===== RECORDS FOR PROCESSING

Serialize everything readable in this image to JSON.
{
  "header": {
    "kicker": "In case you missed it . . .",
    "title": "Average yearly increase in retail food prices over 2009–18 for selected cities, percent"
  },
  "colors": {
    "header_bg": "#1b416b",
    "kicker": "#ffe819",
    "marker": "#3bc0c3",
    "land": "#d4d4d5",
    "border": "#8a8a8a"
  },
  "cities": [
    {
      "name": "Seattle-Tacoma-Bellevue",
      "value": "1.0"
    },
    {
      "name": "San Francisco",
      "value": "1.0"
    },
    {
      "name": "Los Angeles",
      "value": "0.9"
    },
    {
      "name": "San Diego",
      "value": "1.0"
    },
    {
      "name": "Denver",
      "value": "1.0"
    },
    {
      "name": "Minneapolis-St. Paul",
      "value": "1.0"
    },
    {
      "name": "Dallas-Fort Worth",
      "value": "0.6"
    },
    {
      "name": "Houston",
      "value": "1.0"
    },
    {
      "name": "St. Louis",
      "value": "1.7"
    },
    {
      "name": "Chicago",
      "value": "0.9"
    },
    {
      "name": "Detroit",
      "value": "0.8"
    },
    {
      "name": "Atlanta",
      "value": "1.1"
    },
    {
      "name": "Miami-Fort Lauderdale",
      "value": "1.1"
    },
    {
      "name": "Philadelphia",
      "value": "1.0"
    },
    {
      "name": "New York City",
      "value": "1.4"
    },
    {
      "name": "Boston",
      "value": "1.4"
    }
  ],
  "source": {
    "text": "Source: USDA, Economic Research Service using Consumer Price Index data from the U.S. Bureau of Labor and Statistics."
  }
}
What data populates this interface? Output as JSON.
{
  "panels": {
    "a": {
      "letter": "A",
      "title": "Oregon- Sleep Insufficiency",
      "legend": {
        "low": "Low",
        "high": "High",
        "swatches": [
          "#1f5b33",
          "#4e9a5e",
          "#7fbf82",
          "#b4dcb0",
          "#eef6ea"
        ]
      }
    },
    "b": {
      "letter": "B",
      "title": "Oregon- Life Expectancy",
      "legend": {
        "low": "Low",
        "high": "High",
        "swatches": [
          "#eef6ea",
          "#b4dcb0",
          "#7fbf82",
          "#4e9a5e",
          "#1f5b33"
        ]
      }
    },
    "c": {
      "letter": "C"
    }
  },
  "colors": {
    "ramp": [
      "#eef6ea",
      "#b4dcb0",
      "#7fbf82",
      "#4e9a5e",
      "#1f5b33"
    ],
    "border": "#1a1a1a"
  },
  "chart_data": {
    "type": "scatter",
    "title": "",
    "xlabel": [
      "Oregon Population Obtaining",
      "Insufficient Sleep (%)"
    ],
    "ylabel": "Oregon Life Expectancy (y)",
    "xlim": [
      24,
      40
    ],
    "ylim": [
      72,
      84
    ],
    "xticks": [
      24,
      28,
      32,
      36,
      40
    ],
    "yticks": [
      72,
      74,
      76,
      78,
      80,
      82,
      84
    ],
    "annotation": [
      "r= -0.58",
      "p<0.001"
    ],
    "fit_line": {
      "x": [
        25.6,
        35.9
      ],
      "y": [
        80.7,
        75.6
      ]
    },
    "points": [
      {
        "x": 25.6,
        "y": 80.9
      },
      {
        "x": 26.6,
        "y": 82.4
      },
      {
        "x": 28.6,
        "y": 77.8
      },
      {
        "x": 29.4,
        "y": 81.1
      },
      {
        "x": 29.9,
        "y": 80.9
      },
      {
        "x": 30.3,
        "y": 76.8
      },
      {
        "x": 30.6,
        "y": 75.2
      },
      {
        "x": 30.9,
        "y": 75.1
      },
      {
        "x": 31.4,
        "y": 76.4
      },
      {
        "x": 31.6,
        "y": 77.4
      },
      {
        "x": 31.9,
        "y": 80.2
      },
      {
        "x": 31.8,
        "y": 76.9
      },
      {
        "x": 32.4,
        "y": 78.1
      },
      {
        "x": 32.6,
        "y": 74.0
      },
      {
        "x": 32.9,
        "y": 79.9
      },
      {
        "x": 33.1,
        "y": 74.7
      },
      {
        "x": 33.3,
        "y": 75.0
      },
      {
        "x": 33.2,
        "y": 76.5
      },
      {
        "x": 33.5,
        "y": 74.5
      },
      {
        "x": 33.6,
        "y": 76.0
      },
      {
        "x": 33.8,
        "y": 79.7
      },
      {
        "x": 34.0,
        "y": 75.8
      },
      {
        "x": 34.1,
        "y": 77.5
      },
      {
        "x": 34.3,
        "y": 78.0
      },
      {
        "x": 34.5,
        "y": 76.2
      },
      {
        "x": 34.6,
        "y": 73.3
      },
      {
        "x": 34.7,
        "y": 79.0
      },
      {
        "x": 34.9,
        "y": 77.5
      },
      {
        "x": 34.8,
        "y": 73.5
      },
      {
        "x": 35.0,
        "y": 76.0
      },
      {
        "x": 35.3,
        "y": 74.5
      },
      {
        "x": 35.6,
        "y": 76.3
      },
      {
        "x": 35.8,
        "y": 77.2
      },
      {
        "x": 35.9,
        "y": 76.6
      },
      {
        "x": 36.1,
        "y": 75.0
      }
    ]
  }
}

==========

#### [WRITTEN INSTRUCTION]
Within the records, how many lines include "title"? The answer is the number and nothing else.

#### [SOLUTION TO THE EXERCISE]
4